_SET TASK_: Filter the listing and keep only the lines with the word "شورای".

_RECORDS FOR THE EXERCISE_:
== == ==

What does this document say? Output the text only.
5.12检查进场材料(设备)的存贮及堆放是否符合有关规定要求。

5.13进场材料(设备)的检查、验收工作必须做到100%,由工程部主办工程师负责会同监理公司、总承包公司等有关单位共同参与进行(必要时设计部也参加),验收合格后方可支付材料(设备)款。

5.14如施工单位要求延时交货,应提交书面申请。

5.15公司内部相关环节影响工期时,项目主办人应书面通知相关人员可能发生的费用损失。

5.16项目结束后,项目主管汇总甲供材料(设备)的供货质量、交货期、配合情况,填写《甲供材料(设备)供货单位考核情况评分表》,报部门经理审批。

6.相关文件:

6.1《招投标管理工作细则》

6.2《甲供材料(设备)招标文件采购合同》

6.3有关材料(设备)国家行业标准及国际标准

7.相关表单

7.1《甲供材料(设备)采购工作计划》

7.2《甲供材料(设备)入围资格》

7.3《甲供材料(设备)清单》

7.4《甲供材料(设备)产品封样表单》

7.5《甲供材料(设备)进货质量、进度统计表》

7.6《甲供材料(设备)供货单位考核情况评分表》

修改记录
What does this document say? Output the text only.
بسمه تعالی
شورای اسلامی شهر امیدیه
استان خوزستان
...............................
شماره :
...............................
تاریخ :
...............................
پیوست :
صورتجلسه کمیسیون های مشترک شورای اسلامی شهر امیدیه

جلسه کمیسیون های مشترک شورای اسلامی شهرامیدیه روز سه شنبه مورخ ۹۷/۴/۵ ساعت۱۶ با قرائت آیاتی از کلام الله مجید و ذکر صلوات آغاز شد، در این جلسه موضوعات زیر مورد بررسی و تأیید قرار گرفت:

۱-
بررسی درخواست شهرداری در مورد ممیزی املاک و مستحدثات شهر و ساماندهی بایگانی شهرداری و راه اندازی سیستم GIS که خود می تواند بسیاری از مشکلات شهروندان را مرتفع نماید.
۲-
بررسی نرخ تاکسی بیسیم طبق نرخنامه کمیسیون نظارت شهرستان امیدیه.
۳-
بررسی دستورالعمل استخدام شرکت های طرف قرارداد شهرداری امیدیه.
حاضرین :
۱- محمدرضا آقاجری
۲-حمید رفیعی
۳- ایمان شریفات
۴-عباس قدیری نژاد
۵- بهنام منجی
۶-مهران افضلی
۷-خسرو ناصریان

== == ==

_EXERCISE SOLUTION_:
شورای اسلامی شهر امیدیه
صورتجلسه کمیسیون های مشترک شورای اسلامی شهر امیدیه
جلسه کمیسیون های مشترک شورای اسلامی شهرامیدیه روز سه شنبه مورخ ۹۷/۴/۵ ساعت۱۶ با قرائت آیاتی از کلام الله مجید و ذکر صلوات آغاز شد، در این جلسه موضوعات زیر مورد بررسی و تأیید قرار گرفت:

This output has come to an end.